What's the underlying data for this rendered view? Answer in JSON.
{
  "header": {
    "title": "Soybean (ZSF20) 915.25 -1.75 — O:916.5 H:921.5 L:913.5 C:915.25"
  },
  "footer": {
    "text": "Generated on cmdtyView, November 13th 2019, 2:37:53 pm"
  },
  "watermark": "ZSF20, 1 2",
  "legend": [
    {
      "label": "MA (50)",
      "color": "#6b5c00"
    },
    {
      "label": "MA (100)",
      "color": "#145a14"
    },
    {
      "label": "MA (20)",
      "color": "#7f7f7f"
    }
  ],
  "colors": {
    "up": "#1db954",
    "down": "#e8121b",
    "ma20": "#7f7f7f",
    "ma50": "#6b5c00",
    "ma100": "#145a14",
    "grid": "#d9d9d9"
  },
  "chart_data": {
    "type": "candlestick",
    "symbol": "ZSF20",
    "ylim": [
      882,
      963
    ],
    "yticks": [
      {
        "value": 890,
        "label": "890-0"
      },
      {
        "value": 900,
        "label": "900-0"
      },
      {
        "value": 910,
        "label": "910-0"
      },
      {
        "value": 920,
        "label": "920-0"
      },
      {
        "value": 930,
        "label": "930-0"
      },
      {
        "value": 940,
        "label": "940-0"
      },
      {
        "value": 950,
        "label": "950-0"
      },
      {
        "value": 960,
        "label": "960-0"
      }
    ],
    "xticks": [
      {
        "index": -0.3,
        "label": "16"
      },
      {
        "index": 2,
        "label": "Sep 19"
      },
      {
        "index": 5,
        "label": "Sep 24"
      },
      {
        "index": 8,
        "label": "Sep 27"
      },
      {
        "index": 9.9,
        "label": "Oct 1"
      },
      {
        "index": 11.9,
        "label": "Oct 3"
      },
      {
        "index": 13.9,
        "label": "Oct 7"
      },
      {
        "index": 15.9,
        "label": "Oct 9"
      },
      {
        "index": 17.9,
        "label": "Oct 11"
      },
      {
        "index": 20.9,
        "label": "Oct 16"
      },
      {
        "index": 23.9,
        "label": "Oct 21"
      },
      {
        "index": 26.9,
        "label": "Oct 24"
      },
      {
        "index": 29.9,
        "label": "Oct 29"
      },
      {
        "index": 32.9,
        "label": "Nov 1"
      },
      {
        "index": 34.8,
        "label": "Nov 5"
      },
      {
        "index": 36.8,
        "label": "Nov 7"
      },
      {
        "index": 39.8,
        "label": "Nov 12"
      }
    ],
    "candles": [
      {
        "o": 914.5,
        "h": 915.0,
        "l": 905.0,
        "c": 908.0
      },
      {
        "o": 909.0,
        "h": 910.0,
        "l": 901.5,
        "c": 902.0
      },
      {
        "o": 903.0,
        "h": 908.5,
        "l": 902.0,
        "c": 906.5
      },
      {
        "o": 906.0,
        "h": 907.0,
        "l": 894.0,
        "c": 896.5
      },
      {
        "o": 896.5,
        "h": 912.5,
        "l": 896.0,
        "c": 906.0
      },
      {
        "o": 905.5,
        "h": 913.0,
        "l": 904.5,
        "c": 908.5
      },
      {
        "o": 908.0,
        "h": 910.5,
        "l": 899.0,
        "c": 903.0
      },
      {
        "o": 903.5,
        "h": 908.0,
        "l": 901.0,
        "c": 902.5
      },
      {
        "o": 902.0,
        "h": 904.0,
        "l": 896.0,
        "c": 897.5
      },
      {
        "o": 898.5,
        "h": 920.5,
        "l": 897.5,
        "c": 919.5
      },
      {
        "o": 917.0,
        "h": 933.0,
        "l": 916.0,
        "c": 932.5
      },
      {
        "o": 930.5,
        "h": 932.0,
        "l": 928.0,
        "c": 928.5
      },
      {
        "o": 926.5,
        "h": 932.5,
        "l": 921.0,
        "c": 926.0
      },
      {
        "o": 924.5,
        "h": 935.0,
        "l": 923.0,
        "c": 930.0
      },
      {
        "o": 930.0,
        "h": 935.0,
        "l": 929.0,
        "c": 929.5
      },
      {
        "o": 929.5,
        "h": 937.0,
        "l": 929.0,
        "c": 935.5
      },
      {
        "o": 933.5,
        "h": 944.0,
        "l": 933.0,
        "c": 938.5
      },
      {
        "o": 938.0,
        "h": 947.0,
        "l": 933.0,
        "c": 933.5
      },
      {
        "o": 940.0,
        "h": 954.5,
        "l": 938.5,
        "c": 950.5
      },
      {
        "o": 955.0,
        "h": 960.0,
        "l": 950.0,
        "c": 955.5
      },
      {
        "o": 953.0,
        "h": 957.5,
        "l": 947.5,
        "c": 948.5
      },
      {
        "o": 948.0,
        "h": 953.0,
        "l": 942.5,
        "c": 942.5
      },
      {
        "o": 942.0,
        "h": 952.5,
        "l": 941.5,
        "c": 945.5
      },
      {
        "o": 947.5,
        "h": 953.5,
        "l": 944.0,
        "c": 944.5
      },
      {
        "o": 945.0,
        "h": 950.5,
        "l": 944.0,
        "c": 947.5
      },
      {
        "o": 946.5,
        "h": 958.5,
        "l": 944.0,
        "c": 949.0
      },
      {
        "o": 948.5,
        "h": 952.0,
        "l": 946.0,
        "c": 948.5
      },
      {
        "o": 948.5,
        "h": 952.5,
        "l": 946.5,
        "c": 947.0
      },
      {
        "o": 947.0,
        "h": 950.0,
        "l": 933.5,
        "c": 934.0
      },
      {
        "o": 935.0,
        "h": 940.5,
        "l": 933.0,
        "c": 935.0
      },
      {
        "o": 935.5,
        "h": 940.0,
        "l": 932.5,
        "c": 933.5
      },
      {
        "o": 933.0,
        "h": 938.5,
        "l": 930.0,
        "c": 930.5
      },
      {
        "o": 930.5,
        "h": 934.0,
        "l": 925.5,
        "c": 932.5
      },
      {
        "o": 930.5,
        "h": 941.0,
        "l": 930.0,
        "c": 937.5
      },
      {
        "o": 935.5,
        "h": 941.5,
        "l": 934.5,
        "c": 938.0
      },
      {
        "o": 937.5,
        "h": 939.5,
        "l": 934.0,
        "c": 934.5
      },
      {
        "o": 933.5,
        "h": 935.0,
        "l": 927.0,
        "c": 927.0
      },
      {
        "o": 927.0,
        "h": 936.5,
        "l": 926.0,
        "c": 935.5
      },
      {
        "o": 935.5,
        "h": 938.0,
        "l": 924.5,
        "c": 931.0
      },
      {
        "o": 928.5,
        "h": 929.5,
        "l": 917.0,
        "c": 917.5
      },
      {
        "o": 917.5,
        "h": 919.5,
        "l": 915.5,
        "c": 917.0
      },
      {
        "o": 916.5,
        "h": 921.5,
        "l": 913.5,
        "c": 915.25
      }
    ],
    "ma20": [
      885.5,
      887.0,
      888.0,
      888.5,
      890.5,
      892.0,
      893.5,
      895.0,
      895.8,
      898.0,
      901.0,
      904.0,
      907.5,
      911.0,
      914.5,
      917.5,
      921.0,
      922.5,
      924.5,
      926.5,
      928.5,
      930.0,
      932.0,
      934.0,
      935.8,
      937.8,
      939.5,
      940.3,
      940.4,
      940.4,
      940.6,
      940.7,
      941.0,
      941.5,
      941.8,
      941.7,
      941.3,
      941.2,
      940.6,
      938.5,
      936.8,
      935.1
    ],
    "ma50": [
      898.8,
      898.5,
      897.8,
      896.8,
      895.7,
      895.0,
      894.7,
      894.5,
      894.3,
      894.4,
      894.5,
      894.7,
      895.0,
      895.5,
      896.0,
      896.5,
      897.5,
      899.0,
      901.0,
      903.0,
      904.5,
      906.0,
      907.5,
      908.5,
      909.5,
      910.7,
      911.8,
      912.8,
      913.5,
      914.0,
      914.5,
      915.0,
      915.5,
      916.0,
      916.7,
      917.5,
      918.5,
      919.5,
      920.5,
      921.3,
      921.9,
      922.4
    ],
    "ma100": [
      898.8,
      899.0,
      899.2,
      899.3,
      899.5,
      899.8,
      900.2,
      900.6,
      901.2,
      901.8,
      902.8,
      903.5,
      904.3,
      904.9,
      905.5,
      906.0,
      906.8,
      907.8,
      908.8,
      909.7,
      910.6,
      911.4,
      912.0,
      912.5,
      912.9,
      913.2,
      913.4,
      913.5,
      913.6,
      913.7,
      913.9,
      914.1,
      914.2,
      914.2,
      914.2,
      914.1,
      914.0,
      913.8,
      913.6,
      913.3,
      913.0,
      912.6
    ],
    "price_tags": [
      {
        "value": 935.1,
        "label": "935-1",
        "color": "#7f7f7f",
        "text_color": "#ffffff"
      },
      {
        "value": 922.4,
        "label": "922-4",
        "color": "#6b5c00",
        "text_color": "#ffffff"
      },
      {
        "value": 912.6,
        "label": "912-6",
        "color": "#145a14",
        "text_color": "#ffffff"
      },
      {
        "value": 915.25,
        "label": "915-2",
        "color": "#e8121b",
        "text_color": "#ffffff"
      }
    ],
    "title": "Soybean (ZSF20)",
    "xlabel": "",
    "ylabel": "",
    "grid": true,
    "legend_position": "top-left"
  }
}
***
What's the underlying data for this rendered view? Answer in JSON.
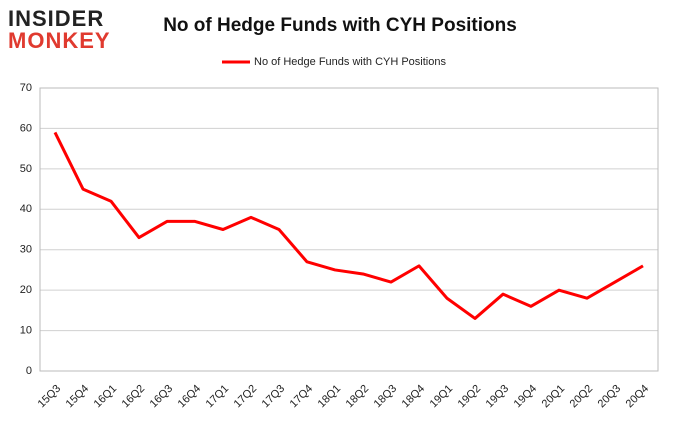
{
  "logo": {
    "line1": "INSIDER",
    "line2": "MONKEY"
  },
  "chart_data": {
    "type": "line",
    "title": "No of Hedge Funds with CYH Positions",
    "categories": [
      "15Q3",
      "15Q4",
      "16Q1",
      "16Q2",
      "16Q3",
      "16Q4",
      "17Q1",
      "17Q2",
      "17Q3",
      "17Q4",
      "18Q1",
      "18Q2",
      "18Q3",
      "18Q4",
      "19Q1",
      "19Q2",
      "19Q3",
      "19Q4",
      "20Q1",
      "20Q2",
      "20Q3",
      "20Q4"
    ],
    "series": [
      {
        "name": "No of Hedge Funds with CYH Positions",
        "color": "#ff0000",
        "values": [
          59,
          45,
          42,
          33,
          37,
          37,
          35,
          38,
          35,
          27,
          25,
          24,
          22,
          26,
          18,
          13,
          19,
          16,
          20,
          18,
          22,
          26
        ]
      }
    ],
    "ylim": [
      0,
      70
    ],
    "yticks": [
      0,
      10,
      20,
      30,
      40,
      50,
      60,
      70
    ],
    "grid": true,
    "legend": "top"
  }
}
***
Return every line of the preceding records in which the word "Funds" appears.

* Solution to the exercise *
    "title": "No of Hedge Funds with CYH Positions",
        "name": "No of Hedge Funds with CYH Positions",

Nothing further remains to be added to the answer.